Film @ International House

30 Years of Film @ International House

 

THE JANUS COLLECTION

 

Truly one of our national treasures, American film culture without Janus Films is unimaginable. Film @ International House is celebrating 30 + years with a selection of titles from Janus’ extraordinary collection, all in brand-new or restored 35mm prints.  Here’s your chance to celebrate their achievements and to be dazzled all over again by highlights from their incomparable collection.

Saturday, January 10 at 7pm

Symbiopsychotaxiplasm: Take One

dir. William Greaves, US, 1968, 35mm, 75 mins, color

 

In this one-of-a-kind fiction/documentary hybrid, director William Greaves presides over a beleaguered film crew in New York's Central Park, leaving them to try to figure out what kind of movie they're making. A couple enacts a break-up scenario over and over, a documentary crew films a crew filming the crew, locals wander casually into the frame. This wildly innovative 60’s counterculture landmark remains one of the most tightly focused and insightful movies ever made about making movies.

**DATASET ENTRIES**
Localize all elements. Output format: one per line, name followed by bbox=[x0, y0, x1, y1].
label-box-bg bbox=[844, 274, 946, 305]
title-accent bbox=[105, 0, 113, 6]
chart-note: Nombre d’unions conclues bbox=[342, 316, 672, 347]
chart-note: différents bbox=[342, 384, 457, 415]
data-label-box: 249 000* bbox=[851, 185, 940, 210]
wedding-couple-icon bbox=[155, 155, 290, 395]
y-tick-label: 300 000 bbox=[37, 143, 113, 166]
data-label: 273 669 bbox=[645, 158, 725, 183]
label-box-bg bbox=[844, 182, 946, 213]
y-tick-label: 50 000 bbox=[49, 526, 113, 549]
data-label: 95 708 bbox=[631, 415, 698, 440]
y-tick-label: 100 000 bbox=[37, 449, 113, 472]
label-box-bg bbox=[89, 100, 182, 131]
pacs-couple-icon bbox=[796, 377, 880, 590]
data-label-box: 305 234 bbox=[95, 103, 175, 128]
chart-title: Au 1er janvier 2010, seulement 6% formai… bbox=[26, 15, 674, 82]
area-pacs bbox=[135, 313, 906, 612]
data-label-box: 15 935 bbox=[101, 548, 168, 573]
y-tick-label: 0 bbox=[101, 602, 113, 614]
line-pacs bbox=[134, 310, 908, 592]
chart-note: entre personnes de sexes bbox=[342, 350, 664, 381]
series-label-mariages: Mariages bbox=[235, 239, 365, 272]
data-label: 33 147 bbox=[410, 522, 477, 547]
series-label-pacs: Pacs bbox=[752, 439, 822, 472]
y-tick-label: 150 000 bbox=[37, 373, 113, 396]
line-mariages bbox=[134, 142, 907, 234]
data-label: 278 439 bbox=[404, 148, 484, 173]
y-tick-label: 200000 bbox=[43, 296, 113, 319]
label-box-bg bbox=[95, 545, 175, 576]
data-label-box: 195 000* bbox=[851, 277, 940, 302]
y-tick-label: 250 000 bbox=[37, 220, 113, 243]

**TASKS FOR THIS EXERCISE**
**A.** Answer these questions from the film series page:
(i) In what kind of prints are the Janus titles being shown?
(ii) On what date and at what time does Symbiopsychotaxiplasm: Take One screen?
(iii) Where does the film crew in Symbiopsychotaxiplasm: Take One work?
**B.** Reproduce the part of the film series page starting at "Saturday, January 10" and ending at "about making movies.".

**ANSWERS FOR THIS EXERCISE**
**A.**
(i) Brand-new or restored 35mm prints.
(ii) Saturday, January 10 at 7pm.
(iii) New York's Central Park.

**B.**
Saturday, January 10 at 7pm

Symbiopsychotaxiplasm: Take One

dir. William Greaves, US, 1968, 35mm, 75 mins, color

 

In this one-of-a-kind fiction/documentary hybrid, director William Greaves presides over a beleaguered film crew in New York's Central Park, leaving them to try to figure out what kind of movie they're making. A couple enacts a break-up scenario over and over, a documentary crew films a crew filming the crew, locals wander casually into the frame. This wildly innovative 60’s counterculture landmark remains one of the most tightly focused and insightful movies ever made about making movies.